Task item:
Name every U.S. state where an incident described in the pipeline incident text below took place.

═══ Page extract

 On January 29, a pipeline ruptured near the town of Lumberport in Harrison County, West Virginia. The rupture was located at a girth weld of an elbow on the 12-inch interstate pipeline. The root cause investigation concluded that a landslide about 150 yards from the rupture moved the pipeline approximately 10 feet from its original location, causing excessive stress on the pipe that resulted in the rupture.
 On January 30, a crude oil spill caused by an apparent open valve occurred in Enid, Oklahoma. This incident resulted in the release of 750 barrels, or 31,500 gallons, of oil into the environment, which extended five miles down a creek.
 On February 2, a fire was intentionally set in Pittsylvania county, Virginia. This fire caused $500,000  worth of damage to mountain valley pipeline construction. There were no injuries or deaths.
 On February 6, a natural gas release caused a fire in San Francisco, California. This fire lead to the evacuation of approximately 100 people in the area.
 On February 6, an oil spill occurred in St. Charles County, Missouri. This oil spill resulted in the release of 43 barrels, or 1800 gallons.

══════
═══ Extracted information

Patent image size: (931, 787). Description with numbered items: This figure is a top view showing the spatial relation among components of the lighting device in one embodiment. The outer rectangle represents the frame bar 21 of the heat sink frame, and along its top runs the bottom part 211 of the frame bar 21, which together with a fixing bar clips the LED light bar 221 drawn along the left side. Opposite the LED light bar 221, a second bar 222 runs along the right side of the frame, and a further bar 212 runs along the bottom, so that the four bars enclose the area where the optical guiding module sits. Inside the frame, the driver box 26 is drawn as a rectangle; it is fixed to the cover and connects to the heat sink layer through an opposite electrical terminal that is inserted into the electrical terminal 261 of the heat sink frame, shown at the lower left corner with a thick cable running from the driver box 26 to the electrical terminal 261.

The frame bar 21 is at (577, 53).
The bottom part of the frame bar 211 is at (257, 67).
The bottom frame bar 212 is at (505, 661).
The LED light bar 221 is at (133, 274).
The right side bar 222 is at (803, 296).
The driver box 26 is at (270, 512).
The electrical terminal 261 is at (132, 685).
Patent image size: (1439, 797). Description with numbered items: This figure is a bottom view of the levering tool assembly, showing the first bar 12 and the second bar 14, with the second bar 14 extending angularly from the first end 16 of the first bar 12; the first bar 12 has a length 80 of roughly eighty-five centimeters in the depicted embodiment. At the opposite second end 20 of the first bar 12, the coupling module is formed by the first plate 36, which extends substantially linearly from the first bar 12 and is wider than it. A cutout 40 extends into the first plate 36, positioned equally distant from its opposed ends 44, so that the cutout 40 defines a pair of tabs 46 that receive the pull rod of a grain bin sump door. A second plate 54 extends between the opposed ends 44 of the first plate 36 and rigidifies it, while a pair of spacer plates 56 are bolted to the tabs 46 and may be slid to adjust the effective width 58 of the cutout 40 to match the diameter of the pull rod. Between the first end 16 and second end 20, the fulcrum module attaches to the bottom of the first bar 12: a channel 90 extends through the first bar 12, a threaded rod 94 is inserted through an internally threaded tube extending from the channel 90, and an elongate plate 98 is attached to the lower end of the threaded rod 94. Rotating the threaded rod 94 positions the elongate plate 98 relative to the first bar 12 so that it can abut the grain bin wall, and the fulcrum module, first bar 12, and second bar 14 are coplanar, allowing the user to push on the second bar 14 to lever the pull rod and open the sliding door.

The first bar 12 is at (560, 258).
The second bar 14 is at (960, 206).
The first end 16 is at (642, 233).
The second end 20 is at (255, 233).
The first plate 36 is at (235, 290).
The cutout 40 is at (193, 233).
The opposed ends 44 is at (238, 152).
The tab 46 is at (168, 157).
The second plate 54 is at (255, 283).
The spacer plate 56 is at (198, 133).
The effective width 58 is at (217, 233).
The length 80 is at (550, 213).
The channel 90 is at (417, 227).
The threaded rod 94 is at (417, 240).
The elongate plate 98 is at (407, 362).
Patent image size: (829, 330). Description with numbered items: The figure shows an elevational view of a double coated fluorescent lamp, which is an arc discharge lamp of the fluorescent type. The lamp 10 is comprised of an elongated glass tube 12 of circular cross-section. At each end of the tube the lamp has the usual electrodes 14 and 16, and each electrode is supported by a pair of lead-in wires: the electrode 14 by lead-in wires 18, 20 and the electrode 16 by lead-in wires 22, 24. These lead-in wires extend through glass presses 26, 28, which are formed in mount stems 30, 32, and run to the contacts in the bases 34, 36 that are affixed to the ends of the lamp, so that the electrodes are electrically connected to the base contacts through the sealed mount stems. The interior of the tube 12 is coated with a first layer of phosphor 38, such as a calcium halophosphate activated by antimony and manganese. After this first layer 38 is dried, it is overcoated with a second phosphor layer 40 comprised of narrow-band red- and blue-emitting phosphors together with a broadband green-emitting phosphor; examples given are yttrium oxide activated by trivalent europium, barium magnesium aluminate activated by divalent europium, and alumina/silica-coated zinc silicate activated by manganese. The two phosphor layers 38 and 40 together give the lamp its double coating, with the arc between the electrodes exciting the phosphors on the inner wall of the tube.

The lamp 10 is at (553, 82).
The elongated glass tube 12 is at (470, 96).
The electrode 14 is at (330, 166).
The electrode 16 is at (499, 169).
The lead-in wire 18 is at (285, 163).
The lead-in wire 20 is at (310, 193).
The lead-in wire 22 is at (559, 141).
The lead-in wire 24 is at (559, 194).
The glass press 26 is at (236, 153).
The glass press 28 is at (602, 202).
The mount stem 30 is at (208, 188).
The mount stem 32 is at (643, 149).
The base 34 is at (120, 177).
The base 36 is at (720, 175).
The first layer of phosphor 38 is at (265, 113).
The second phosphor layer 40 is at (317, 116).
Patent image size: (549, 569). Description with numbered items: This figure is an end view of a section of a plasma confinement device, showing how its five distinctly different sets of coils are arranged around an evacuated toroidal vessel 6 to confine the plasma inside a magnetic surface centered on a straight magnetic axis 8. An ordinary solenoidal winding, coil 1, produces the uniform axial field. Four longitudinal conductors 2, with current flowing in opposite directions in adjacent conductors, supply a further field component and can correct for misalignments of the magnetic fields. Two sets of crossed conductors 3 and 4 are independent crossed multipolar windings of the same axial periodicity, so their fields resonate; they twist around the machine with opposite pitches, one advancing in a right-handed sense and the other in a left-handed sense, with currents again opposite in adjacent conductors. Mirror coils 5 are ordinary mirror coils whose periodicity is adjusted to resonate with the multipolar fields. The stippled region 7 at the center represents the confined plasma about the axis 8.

══════

Exercise response:
West Virginia, Oklahoma, Virginia, California, Missouri